# [Directions for this task]
Copy the material word for word, from its first line through the line containing "y-tick-label: 0.6 [42,133,63,150]".

# [Input for this task]
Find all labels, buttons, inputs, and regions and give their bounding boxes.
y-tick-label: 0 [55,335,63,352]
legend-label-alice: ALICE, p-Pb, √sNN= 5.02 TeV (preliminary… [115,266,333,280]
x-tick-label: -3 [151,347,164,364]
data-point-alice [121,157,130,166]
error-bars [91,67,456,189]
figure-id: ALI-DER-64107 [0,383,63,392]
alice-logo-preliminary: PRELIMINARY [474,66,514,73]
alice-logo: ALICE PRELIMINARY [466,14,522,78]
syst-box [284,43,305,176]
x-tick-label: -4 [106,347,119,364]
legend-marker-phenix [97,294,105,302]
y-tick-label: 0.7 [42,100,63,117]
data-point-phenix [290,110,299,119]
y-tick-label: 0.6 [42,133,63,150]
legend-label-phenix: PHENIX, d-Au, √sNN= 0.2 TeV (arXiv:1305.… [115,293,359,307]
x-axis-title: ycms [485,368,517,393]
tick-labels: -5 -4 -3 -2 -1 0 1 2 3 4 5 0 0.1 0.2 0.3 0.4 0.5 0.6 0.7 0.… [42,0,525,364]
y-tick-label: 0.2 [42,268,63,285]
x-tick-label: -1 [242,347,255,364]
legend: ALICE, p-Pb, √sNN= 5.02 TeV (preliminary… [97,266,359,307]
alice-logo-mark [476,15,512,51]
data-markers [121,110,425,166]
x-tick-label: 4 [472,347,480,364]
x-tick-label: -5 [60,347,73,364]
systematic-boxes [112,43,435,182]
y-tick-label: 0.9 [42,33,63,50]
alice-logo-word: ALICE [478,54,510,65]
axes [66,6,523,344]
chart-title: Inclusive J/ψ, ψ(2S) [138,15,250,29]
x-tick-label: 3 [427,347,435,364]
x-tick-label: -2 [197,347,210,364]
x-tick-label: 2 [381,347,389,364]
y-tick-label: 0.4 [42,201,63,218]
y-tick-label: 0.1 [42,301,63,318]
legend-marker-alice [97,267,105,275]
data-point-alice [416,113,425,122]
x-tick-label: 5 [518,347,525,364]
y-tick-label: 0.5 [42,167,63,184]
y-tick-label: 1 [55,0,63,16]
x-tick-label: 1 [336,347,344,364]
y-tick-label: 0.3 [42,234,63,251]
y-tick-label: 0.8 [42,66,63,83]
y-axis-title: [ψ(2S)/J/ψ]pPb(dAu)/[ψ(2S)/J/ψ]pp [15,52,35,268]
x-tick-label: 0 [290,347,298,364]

# [Complete answer]
Find all labels, buttons, inputs, and regions and give their bounding boxes.
y-tick-label: 0 [55,335,63,352]
legend-label-alice: ALICE, p-Pb, √sNN= 5.02 TeV (preliminary… [115,266,333,280]
x-tick-label: -3 [151,347,164,364]
data-point-alice [121,157,130,166]
error-bars [91,67,456,189]
figure-id: ALI-DER-64107 [0,383,63,392]
alice-logo-preliminary: PRELIMINARY [474,66,514,73]
alice-logo: ALICE PRELIMINARY [466,14,522,78]
syst-box [284,43,305,176]
x-tick-label: -4 [106,347,119,364]
legend-marker-phenix [97,294,105,302]
y-tick-label: 0.7 [42,100,63,117]
data-point-phenix [290,110,299,119]
y-tick-label: 0.6 [42,133,63,150]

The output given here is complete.